• **Stated goal**
Lines that hold the word "text" should be located and copied.
— BEGIN Recorded information —
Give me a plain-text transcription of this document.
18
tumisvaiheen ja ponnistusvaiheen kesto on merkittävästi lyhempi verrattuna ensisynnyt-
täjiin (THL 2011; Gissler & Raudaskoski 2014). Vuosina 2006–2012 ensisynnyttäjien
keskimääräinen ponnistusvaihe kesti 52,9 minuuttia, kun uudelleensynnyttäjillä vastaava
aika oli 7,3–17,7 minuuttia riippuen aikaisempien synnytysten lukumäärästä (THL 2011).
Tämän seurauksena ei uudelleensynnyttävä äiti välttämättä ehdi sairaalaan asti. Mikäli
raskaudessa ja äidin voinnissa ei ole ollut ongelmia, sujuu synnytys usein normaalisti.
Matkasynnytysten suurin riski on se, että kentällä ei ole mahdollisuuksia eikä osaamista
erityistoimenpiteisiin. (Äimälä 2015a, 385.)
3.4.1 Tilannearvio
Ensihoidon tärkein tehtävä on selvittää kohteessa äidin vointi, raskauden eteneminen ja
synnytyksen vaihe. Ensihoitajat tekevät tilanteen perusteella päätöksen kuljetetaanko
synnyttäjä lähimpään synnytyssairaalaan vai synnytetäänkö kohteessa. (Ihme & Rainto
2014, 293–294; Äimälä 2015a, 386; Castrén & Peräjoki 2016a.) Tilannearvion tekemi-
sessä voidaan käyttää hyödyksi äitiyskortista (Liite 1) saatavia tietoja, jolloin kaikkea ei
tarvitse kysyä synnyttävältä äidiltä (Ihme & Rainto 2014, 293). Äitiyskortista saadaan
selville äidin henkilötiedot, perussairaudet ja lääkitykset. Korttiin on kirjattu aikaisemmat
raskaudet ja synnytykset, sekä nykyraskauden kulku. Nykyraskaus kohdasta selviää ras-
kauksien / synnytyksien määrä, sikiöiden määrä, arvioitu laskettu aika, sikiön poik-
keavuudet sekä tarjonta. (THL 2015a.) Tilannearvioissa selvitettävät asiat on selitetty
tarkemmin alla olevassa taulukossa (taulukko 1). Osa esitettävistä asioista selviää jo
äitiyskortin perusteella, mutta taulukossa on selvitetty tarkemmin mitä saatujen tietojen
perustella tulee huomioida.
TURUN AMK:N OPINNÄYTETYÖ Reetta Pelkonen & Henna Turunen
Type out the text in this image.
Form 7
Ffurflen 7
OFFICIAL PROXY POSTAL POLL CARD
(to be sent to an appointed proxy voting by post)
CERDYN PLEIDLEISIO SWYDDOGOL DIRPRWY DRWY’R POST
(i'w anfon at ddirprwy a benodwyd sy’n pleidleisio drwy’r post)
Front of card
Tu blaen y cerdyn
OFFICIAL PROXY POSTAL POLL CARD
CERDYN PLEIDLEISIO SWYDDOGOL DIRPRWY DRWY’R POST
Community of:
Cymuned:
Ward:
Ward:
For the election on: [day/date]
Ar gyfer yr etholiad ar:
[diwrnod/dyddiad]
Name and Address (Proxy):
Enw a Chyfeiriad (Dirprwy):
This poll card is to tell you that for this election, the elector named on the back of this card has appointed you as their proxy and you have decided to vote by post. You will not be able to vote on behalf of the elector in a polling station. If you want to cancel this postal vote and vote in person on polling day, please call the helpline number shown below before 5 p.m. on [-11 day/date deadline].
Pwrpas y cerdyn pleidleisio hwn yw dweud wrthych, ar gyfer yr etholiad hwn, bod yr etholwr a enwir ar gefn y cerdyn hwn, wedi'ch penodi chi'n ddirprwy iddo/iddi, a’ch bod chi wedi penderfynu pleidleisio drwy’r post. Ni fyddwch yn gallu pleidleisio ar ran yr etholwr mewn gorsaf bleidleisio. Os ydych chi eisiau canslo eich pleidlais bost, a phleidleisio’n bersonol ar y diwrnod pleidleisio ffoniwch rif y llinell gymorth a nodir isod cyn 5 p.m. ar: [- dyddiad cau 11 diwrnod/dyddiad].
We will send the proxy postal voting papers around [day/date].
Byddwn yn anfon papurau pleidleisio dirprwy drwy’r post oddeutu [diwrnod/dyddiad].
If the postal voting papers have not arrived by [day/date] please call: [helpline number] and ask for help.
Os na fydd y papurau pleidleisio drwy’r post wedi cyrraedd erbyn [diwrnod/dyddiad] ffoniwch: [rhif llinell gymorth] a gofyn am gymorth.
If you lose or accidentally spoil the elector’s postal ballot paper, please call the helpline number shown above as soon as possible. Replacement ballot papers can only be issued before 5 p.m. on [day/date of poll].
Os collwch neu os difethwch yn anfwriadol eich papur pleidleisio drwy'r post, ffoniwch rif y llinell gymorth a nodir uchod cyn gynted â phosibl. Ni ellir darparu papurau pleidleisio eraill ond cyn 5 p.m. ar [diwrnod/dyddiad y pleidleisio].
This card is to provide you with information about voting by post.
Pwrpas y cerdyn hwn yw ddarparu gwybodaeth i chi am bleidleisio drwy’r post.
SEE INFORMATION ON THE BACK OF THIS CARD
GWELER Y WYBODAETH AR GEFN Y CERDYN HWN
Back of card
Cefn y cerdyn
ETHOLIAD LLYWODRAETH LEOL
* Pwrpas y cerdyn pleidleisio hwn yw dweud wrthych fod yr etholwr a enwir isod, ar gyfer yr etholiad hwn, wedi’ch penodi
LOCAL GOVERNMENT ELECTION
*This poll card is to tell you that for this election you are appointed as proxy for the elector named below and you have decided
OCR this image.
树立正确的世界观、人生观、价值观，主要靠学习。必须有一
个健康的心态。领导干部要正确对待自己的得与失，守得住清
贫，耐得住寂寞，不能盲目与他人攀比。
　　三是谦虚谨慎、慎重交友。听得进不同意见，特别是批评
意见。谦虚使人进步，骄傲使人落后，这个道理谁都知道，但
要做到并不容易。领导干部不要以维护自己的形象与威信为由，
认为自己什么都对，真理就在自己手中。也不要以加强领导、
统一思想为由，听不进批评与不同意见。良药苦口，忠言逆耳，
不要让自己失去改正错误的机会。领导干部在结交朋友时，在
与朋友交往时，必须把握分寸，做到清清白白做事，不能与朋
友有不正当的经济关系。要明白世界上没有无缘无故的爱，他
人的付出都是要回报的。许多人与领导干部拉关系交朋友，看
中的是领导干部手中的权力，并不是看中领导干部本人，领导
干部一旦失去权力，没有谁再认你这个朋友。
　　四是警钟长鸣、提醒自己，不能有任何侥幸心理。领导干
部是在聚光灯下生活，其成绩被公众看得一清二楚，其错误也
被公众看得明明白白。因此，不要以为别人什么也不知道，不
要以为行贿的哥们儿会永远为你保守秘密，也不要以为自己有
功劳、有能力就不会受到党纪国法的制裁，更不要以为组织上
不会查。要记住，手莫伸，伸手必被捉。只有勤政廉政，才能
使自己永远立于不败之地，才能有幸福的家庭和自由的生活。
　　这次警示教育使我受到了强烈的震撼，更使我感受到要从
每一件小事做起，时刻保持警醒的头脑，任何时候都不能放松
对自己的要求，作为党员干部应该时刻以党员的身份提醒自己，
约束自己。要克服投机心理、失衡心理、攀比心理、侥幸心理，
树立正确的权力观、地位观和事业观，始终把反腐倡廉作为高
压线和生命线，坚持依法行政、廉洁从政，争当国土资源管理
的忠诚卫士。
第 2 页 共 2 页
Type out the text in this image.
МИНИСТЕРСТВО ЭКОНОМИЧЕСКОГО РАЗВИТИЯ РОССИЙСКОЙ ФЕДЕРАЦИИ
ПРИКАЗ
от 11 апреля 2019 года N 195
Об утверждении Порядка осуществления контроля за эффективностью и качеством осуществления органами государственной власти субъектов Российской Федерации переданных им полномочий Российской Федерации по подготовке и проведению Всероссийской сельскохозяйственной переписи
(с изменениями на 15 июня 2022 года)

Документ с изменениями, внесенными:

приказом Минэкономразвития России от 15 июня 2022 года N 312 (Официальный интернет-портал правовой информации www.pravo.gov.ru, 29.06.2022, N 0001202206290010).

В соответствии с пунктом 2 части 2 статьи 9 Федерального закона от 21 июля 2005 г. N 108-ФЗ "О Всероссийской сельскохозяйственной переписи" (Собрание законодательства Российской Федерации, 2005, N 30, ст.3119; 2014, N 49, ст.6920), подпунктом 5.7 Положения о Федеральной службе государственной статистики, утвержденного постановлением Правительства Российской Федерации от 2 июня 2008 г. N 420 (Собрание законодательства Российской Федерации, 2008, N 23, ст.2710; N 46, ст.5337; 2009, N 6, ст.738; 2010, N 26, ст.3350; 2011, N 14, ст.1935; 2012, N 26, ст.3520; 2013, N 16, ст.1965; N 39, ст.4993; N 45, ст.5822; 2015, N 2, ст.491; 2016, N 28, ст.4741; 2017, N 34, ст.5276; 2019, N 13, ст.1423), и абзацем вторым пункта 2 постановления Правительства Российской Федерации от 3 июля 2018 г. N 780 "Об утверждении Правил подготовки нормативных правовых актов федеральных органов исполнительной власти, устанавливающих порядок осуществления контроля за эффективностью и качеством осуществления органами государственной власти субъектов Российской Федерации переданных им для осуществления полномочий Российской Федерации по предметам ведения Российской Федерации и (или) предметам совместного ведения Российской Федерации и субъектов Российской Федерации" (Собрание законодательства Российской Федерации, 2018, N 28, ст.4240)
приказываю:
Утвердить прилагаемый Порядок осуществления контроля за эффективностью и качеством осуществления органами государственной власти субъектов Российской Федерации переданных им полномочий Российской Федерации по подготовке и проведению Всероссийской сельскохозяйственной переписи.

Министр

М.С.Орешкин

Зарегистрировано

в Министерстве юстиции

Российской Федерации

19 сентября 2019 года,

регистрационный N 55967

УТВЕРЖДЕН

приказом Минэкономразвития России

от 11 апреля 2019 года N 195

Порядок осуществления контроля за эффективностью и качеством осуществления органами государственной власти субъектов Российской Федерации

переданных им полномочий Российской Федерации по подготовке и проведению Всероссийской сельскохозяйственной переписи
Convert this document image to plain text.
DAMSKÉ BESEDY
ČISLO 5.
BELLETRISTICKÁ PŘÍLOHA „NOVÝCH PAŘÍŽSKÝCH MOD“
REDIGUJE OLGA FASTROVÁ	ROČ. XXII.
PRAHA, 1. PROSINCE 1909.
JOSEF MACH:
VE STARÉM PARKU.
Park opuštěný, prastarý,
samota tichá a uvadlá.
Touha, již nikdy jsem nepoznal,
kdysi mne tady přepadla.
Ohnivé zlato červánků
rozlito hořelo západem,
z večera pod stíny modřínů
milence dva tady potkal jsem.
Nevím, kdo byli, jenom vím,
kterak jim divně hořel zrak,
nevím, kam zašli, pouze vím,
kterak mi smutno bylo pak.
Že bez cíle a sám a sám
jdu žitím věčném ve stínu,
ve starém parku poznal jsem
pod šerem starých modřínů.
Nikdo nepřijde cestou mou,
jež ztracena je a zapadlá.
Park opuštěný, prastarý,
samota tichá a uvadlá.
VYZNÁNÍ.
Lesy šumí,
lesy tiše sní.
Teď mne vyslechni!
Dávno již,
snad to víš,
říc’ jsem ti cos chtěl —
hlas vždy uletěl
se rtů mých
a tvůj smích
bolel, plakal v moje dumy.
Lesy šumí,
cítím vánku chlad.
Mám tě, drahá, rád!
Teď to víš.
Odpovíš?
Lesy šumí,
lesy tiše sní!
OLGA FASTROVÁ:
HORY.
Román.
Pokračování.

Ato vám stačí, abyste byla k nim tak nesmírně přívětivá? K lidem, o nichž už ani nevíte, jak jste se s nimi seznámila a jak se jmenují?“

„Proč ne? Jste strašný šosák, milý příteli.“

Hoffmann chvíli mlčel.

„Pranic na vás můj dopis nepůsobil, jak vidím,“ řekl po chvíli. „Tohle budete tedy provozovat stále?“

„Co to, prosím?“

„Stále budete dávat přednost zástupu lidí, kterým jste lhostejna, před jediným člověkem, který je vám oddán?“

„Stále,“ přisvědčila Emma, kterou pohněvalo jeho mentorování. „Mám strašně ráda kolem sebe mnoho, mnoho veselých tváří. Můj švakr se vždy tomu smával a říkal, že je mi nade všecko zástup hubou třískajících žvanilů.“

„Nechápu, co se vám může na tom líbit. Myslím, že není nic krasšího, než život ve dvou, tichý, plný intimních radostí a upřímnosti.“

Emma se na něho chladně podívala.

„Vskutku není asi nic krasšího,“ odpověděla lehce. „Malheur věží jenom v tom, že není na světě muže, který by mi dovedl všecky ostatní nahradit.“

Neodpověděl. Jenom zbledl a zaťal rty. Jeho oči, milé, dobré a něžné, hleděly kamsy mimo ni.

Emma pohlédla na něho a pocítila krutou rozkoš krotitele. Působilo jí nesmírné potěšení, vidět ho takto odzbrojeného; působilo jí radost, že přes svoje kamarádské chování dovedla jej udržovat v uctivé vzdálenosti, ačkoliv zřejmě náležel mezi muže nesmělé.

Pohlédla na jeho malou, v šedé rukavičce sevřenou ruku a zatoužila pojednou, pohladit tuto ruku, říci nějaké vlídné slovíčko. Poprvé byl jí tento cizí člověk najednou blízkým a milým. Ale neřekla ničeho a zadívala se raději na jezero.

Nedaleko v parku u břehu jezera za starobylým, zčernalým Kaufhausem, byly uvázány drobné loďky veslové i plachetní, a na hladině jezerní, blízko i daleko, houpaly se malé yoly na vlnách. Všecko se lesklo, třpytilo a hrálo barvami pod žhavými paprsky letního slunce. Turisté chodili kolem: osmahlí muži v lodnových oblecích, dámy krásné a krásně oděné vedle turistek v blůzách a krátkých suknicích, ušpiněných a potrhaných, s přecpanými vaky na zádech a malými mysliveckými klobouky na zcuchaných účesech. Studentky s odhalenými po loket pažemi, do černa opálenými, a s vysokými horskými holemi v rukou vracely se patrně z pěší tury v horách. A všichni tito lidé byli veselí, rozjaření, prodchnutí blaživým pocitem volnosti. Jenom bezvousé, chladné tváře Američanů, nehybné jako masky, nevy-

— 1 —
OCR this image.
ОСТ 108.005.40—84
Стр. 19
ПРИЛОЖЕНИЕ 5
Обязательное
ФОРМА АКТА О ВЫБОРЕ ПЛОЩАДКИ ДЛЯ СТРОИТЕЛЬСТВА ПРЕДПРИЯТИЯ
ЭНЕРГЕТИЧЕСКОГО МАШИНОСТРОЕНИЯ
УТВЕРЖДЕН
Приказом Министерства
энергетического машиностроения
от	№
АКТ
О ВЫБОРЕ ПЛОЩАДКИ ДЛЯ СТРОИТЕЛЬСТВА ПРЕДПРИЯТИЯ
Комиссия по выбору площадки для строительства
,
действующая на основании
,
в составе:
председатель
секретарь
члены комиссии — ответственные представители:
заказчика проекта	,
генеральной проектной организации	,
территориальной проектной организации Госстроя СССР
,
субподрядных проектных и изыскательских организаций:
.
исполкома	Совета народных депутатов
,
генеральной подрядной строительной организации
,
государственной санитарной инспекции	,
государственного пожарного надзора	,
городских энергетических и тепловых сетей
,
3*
— END Recorded information —
• **Complete output**
Give me a plain-text transcription of this document.
Type out the text in this image.
Type out the text in this image.
Convert this document image to plain text.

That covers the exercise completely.